■ PROBLEM STATEMENT: Give back all the data exactly, line by line.

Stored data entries
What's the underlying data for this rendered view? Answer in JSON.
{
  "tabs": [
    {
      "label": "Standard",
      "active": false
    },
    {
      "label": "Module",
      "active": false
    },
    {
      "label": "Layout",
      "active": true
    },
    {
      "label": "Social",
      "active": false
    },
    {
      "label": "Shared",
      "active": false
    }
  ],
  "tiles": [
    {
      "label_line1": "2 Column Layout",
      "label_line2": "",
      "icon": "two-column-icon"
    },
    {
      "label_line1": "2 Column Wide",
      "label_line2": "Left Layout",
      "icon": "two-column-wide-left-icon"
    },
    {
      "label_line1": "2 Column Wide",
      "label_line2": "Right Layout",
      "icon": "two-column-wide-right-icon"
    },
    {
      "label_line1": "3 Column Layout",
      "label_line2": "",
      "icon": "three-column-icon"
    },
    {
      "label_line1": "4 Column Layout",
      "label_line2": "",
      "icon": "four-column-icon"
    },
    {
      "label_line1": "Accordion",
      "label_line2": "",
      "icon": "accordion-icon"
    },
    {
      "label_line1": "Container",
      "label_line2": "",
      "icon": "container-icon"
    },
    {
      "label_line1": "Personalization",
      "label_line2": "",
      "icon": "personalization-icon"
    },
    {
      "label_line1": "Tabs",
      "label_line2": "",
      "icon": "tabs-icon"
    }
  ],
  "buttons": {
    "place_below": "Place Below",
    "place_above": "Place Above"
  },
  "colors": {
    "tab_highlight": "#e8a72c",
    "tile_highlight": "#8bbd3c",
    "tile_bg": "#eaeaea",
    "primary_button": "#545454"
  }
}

■ WRITTEN REPLY:
What's the underlying data for this rendered view? Answer in JSON.
{
  "tabs": [
    {
      "label": "Standard",
      "active": false
    },
    {
      "label": "Module",
      "active": false
    },
    {
      "label": "Layout",
      "active": true
    },
    {
      "label": "Social",
      "active": false
    },
    {
      "label": "Shared",
      "active": false
    }
  ],
  "tiles": [
    {
      "label_line1": "2 Column Layout",
      "label_line2": "",
      "icon": "two-column-icon"
    },
    {
      "label_line1": "2 Column Wide",
      "label_line2": "Left Layout",
      "icon": "two-column-wide-left-icon"
    },
    {
      "label_line1": "2 Column Wide",
      "label_line2": "Right Layout",
      "icon": "two-column-wide-right-icon"
    },
    {
      "label_line1": "3 Column Layout",
      "label_line2": "",
      "icon": "three-column-icon"
    },
    {
      "label_line1": "4 Column Layout",
      "label_line2": "",
      "icon": "four-column-icon"
    },
    {
      "label_line1": "Accordion",
      "label_line2": "",
      "icon": "accordion-icon"
    },
    {
      "label_line1": "Container",
      "label_line2": "",
      "icon": "container-icon"
    },
    {
      "label_line1": "Personalization",
      "label_line2": "",
      "icon": "personalization-icon"
    },
    {
      "label_line1": "Tabs",
      "label_line2": "",
      "icon": "tabs-icon"
    }
  ],
  "buttons": {
    "place_below": "Place Below",
    "place_above": "Place Above"
  },
  "colors": {
    "tab_highlight": "#e8a72c",
    "tile_highlight": "#8bbd3c",
    "tile_bg": "#eaeaea",
    "primary_button": "#545454"
  }
}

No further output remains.